Figure data in JSON:

+ + + + + + +

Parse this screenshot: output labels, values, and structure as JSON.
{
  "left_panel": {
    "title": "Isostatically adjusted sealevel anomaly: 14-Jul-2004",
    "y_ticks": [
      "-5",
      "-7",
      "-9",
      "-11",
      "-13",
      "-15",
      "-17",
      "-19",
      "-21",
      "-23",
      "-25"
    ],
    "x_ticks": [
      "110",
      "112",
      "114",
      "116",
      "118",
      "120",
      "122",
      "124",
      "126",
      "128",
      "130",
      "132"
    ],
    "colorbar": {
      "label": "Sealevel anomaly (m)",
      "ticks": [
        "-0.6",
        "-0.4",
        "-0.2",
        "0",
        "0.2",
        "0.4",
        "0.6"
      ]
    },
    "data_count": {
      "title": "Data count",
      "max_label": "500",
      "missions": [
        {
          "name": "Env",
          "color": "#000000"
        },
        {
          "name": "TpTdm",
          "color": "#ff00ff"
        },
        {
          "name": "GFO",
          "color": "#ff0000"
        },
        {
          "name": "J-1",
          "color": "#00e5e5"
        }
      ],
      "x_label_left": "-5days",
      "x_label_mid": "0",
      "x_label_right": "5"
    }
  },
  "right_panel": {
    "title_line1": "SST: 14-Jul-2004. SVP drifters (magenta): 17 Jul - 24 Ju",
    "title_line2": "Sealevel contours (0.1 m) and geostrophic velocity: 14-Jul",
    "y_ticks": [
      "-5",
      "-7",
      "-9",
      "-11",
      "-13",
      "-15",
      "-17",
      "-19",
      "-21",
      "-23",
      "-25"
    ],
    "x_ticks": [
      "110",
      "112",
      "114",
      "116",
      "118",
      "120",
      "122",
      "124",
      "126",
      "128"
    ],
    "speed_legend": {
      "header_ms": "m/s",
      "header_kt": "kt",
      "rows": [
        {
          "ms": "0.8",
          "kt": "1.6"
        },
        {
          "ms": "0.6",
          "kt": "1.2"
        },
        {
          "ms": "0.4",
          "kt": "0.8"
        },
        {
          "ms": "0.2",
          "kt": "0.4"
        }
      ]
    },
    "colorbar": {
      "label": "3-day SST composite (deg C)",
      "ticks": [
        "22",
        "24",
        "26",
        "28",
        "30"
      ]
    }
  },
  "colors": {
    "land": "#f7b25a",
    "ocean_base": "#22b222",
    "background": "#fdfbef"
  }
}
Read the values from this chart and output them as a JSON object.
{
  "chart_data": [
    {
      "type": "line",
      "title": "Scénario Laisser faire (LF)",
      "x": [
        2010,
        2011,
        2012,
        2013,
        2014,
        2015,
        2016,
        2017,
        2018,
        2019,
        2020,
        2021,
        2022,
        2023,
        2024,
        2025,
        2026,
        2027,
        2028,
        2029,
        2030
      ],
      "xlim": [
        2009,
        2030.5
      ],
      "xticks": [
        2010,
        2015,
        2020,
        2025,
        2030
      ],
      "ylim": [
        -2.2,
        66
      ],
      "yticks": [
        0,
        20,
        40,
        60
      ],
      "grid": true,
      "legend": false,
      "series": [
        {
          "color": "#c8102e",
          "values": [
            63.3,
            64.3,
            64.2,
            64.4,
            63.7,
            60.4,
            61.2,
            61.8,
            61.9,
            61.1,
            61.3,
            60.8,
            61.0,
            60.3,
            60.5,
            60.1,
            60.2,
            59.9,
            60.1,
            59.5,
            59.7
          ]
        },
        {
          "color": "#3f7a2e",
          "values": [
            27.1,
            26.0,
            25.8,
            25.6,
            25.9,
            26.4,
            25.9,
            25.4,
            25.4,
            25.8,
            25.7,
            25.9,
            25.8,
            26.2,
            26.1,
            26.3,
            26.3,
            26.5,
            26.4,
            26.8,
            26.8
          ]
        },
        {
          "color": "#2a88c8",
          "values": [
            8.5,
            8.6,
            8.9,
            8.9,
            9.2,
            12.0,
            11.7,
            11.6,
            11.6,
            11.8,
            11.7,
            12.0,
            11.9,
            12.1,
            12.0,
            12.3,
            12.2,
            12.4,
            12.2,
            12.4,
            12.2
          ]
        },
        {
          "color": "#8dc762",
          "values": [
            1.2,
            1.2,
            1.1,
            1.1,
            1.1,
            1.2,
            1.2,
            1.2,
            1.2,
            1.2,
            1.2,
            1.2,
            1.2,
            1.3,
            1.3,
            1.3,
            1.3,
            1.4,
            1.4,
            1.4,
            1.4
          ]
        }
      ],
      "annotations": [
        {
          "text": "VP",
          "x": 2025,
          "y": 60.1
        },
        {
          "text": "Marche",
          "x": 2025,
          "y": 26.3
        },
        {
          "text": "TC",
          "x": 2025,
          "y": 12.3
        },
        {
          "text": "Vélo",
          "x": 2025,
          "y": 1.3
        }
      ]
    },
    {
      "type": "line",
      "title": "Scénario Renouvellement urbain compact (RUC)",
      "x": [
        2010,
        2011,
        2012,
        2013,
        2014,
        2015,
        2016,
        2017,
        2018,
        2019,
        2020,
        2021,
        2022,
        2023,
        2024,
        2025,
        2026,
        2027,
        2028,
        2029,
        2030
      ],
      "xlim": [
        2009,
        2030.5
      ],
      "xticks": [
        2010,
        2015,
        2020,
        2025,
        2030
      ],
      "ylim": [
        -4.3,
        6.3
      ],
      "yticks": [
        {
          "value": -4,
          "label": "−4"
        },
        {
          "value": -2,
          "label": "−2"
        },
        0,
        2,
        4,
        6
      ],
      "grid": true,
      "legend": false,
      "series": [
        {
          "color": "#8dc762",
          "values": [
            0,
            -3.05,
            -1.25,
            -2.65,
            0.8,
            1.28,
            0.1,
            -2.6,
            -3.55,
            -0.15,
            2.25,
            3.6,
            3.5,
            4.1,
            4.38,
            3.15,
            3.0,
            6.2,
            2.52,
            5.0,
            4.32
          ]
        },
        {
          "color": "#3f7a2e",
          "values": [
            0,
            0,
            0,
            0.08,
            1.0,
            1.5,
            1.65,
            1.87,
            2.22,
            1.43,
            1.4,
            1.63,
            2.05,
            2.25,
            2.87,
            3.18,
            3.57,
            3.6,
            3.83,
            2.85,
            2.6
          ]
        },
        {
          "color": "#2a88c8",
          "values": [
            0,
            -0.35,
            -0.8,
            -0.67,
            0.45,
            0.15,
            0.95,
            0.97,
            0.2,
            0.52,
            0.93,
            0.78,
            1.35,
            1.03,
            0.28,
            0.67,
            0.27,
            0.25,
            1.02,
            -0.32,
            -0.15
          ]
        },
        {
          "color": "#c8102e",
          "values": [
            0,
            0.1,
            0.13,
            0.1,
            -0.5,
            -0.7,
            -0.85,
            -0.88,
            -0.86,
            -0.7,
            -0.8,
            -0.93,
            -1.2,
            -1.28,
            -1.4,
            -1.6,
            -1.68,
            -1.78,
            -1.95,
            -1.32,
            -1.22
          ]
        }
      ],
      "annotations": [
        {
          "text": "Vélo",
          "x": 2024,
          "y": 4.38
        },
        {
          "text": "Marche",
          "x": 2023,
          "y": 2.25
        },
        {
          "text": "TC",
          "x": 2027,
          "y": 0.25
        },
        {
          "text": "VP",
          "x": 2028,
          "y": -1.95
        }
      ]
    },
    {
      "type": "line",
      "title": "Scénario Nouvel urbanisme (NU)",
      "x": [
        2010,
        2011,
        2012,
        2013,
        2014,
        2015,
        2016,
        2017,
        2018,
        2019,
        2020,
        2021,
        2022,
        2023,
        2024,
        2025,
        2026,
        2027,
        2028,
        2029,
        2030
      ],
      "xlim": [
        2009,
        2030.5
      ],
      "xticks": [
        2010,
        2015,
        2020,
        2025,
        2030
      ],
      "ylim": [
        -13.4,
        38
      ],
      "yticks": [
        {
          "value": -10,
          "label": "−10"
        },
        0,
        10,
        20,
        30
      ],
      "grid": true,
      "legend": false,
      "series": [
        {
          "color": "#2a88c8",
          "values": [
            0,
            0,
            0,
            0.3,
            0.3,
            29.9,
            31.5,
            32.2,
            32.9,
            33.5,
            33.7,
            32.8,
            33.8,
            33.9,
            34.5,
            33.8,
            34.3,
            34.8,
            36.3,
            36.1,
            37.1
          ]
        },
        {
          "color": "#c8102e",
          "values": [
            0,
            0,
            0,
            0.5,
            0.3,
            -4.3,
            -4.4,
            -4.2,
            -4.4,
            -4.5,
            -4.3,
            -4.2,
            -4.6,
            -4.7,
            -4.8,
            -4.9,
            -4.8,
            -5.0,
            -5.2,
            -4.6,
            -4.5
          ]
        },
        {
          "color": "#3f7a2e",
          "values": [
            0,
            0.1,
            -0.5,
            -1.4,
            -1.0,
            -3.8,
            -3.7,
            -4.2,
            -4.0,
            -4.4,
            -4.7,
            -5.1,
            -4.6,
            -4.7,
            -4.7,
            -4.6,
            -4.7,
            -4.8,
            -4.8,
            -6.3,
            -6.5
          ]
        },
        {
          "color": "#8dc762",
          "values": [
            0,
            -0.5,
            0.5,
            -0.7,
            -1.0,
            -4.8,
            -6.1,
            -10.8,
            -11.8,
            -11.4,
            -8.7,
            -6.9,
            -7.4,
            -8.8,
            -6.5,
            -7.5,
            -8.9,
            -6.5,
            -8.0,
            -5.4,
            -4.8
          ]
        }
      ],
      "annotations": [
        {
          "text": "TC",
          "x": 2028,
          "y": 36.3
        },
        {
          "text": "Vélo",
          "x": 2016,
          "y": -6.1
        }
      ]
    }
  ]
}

+ + + + + + +

Check each line of the records for "Scénario" and copy the ones that contain it.

Task result:
      "title": "Scénario Laisser faire (LF)",
      "title": "Scénario Renouvellement urbain compact (RUC)",
      "title": "Scénario Nouvel urbanisme (NU)",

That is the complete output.